- [PROBLEM REQUIREMENTS]
Identify all lines below that hold "JSON" and collect them.

- [GIVEN INFORMATION]
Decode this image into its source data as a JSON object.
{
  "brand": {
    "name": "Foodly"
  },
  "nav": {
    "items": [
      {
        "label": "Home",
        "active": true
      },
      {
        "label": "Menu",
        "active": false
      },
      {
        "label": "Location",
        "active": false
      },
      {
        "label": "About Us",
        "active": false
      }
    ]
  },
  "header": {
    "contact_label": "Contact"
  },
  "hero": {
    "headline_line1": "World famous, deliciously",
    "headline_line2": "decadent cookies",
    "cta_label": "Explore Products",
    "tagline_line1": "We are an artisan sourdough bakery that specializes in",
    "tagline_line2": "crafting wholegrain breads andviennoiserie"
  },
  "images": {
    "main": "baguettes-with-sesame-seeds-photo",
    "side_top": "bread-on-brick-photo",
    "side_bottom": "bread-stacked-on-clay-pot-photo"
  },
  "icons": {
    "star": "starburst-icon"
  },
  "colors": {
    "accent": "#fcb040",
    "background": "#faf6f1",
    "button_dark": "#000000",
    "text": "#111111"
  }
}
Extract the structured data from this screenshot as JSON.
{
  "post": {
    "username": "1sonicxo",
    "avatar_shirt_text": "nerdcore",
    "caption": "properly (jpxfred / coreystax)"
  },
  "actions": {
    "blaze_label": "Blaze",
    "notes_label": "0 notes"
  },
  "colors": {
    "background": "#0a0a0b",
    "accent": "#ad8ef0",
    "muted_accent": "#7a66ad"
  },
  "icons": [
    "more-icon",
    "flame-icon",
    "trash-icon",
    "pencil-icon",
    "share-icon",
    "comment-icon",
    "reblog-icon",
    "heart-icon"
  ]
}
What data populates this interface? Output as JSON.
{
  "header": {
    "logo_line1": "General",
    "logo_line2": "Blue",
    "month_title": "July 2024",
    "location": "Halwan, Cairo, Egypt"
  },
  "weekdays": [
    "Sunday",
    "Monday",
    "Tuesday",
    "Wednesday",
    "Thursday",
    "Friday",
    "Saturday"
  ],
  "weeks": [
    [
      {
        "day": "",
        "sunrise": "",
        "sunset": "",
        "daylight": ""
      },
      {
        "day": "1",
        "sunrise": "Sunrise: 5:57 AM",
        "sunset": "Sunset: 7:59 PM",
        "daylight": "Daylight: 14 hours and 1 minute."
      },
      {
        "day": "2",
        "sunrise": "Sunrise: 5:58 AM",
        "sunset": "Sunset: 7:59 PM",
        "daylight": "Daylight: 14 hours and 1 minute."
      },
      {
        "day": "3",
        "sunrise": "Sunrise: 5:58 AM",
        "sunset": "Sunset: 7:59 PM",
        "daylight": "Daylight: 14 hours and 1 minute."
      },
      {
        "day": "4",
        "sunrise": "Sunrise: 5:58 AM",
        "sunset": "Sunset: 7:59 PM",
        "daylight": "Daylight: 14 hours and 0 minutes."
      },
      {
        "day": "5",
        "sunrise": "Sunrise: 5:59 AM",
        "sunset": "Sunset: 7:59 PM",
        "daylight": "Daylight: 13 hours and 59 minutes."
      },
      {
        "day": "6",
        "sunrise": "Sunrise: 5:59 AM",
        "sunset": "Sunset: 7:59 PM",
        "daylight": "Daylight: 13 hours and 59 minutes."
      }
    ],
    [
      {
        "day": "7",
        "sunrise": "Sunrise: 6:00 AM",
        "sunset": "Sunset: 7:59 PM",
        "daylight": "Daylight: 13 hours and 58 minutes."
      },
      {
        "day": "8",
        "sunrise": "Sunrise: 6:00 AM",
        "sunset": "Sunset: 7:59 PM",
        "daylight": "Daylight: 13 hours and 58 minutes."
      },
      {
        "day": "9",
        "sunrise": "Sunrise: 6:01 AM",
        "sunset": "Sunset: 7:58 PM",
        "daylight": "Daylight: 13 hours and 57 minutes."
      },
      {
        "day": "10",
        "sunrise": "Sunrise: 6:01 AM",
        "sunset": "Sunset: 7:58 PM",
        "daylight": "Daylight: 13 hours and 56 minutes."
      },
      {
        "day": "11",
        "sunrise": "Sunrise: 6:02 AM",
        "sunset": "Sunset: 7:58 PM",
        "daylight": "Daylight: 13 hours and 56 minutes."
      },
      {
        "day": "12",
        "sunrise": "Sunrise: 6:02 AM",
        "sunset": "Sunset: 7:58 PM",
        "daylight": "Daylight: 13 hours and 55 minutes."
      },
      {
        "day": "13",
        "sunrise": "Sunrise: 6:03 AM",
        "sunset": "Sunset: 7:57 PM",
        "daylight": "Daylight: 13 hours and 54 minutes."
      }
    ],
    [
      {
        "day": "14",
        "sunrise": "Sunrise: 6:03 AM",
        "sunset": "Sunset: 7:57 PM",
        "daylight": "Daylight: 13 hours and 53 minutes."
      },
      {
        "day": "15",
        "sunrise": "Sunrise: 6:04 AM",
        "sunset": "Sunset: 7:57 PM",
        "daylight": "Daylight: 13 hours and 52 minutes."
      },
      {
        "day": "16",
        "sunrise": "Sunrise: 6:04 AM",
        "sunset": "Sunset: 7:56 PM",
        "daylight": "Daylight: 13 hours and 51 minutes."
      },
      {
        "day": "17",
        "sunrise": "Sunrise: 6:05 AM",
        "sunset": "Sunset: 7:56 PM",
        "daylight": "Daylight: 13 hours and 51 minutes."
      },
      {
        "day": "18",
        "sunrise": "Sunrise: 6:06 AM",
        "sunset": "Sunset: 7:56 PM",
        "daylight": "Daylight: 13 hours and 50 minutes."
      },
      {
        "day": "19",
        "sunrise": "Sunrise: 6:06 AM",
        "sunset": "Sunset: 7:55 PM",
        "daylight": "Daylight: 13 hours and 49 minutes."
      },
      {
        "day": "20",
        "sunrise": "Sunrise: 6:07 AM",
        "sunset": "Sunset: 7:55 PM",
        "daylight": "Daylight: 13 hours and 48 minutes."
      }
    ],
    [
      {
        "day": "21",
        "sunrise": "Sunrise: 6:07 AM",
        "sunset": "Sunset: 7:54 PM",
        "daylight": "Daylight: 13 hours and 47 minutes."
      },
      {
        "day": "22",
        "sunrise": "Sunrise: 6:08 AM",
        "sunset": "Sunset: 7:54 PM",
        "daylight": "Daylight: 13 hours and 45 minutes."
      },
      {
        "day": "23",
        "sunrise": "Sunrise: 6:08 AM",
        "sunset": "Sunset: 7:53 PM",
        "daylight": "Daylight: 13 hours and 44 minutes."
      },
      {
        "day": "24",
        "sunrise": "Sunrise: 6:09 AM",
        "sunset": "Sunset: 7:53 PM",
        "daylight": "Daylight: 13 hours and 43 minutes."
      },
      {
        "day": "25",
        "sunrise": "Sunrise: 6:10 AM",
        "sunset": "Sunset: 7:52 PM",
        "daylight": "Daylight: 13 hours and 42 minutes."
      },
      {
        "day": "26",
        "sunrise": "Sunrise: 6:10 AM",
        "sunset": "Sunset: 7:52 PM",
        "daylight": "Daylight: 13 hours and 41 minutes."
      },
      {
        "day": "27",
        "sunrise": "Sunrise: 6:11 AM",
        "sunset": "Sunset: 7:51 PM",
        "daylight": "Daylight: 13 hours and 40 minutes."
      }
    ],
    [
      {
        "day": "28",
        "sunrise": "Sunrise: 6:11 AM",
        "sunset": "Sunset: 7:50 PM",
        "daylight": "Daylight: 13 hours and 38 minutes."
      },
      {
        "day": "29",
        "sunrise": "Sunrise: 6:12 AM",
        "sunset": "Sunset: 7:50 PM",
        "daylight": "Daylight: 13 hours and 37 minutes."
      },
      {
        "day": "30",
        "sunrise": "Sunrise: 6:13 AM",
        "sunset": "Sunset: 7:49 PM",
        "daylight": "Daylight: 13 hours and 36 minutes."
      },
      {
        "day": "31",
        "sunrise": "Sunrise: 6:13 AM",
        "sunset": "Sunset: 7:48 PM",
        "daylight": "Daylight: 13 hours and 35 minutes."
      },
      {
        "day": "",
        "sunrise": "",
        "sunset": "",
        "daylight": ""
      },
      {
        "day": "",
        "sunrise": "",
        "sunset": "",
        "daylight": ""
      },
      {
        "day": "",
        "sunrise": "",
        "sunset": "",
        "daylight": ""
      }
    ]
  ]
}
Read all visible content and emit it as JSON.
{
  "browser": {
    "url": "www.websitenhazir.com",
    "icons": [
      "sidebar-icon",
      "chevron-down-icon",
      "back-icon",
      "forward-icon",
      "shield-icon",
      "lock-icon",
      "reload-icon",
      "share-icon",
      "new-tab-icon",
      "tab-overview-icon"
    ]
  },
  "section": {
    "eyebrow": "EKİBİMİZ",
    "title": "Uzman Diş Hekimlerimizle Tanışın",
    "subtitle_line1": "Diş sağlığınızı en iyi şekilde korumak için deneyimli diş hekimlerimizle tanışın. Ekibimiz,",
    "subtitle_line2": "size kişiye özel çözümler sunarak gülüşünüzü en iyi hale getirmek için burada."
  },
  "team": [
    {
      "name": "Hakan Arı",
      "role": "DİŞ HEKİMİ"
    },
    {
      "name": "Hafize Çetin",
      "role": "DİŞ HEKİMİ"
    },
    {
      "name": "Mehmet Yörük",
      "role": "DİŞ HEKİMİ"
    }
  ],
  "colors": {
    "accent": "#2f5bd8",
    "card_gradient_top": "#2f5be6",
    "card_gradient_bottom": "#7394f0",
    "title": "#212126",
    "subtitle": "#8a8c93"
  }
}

- [FINISHED ANSWER]
Decode this image into its source data as a JSON object.
Extract the structured data from this screenshot as JSON.
What data populates this interface? Output as JSON.
Read all visible content and emit it as JSON.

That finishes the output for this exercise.